##### SUPPLIED RECORDS #####

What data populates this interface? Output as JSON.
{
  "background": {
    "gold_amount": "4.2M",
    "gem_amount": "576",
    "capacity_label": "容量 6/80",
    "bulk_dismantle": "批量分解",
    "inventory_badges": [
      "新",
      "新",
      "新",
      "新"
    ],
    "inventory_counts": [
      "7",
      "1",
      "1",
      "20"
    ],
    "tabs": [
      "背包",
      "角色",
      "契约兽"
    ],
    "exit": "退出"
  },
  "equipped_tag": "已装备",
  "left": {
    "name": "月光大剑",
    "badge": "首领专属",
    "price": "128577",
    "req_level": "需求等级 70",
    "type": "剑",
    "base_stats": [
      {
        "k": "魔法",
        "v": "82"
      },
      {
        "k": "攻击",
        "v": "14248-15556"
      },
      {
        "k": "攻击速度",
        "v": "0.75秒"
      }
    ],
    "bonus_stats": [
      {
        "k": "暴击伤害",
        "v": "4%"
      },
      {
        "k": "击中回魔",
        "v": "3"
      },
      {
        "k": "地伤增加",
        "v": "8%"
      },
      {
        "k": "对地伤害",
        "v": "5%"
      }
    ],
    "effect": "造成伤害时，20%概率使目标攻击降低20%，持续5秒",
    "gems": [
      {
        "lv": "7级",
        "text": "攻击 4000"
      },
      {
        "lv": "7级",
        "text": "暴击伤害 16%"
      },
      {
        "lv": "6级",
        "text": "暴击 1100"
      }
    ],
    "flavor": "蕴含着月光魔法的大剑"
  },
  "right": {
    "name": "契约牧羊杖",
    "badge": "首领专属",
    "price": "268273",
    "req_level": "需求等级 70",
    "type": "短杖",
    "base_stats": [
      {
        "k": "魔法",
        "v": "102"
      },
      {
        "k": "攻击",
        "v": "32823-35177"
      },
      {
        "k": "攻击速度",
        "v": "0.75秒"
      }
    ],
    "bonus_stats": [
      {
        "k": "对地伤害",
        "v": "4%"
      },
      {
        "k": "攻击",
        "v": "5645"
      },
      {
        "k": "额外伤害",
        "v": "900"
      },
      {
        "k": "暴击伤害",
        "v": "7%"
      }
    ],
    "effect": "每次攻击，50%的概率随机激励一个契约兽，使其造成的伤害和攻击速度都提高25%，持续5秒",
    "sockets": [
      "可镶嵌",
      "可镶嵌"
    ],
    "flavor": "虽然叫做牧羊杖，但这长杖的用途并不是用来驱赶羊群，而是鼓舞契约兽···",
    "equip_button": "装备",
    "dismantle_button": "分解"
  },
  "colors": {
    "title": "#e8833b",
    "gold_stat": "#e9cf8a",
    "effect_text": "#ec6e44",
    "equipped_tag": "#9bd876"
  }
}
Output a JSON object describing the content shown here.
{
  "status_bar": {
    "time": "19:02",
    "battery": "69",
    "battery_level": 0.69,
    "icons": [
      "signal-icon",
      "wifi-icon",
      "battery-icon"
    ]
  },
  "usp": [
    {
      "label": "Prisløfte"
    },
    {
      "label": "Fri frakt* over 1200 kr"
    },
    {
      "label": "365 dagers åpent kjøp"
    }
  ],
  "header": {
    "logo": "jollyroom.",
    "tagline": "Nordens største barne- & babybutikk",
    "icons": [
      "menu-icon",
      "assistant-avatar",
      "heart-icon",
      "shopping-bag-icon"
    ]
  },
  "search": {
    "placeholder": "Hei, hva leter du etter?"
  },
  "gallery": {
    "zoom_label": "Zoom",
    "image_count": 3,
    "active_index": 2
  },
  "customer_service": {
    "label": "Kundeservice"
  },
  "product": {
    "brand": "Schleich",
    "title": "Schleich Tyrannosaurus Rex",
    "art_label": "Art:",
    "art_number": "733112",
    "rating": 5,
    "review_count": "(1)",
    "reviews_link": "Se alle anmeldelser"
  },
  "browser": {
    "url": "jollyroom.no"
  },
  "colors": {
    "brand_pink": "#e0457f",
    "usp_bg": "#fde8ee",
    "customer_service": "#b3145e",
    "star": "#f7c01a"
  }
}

#####

[WRITTEN TASK]
The whole listing above needs to be written out again exactly.

[SOLUTION]
What data populates this interface? Output as JSON.
{
  "background": {
    "gold_amount": "4.2M",
    "gem_amount": "576",
    "capacity_label": "容量 6/80",
    "bulk_dismantle": "批量分解",
    "inventory_badges": [
      "新",
      "新",
      "新",
      "新"
    ],
    "inventory_counts": [
      "7",
      "1",
      "1",
      "20"
    ],
    "tabs": [
      "背包",
      "角色",
      "契约兽"
    ],
    "exit": "退出"
  },
  "equipped_tag": "已装备",
  "left": {
    "name": "月光大剑",
    "badge": "首领专属",
    "price": "128577",
    "req_level": "需求等级 70",
    "type": "剑",
    "base_stats": [
      {
        "k": "魔法",
        "v": "82"
      },
      {
        "k": "攻击",
        "v": "14248-15556"
      },
      {
        "k": "攻击速度",
        "v": "0.75秒"
      }
    ],
    "bonus_stats": [
      {
        "k": "暴击伤害",
        "v": "4%"
      },
      {
        "k": "击中回魔",
        "v": "3"
      },
      {
        "k": "地伤增加",
        "v": "8%"
      },
      {
        "k": "对地伤害",
        "v": "5%"
      }
    ],
    "effect": "造成伤害时，20%概率使目标攻击降低20%，持续5秒",
    "gems": [
      {
        "lv": "7级",
        "text": "攻击 4000"
      },
      {
        "lv": "7级",
        "text": "暴击伤害 16%"
      },
      {
        "lv": "6级",
        "text": "暴击 1100"
      }
    ],
    "flavor": "蕴含着月光魔法的大剑"
  },
  "right": {
    "name": "契约牧羊杖",
    "badge": "首领专属",
    "price": "268273",
    "req_level": "需求等级 70",
    "type": "短杖",
    "base_stats": [
      {
        "k": "魔法",
        "v": "102"
      },
      {
        "k": "攻击",
        "v": "32823-35177"
      },
      {
        "k": "攻击速度",
        "v": "0.75秒"
      }
    ],
    "bonus_stats": [
      {
        "k": "对地伤害",
        "v": "4%"
      },
      {
        "k": "攻击",
        "v": "5645"
      },
      {
        "k": "额外伤害",
        "v": "900"
      },
      {
        "k": "暴击伤害",
        "v": "7%"
      }
    ],
    "effect": "每次攻击，50%的概率随机激励一个契约兽，使其造成的伤害和攻击速度都提高25%，持续5秒",
    "sockets": [
      "可镶嵌",
      "可镶嵌"
    ],
    "flavor": "虽然叫做牧羊杖，但这长杖的用途并不是用来驱赶羊群，而是鼓舞契约兽···",
    "equip_button": "装备",
    "dismantle_button": "分解"
  },
  "colors": {
    "title": "#e8833b",
    "gold_stat": "#e9cf8a",
    "effect_text": "#ec6e44",
    "equipped_tag": "#9bd876"
  }
}
Output a JSON object describing the content shown here.
{
  "status_bar": {
    "time": "19:02",
    "battery": "69",
    "battery_level": 0.69,
    "icons": [
      "signal-icon",
      "wifi-icon",
      "battery-icon"
    ]
  },
  "usp": [
    {
      "label": "Prisløfte"
    },
    {
      "label": "Fri frakt* over 1200 kr"
    },
    {
      "label": "365 dagers åpent kjøp"
    }
  ],
  "header": {
    "logo": "jollyroom.",
    "tagline": "Nordens største barne- & babybutikk",
    "icons": [
      "menu-icon",
      "assistant-avatar",
      "heart-icon",
      "shopping-bag-icon"
    ]
  },
  "search": {
    "placeholder": "Hei, hva leter du etter?"
  },
  "gallery": {
    "zoom_label": "Zoom",
    "image_count": 3,
    "active_index": 2
  },
  "customer_service": {
    "label": "Kundeservice"
  },
  "product": {
    "brand": "Schleich",
    "title": "Schleich Tyrannosaurus Rex",
    "art_label": "Art:",
    "art_number": "733112",
    "rating": 5,
    "review_count": "(1)",
    "reviews_link": "Se alle anmeldelser"
  },
  "browser": {
    "url": "jollyroom.no"
  },
  "colors": {
    "brand_pink": "#e0457f",
    "usp_bg": "#fde8ee",
    "customer_service": "#b3145e",
    "star": "#f7c01a"
  }
}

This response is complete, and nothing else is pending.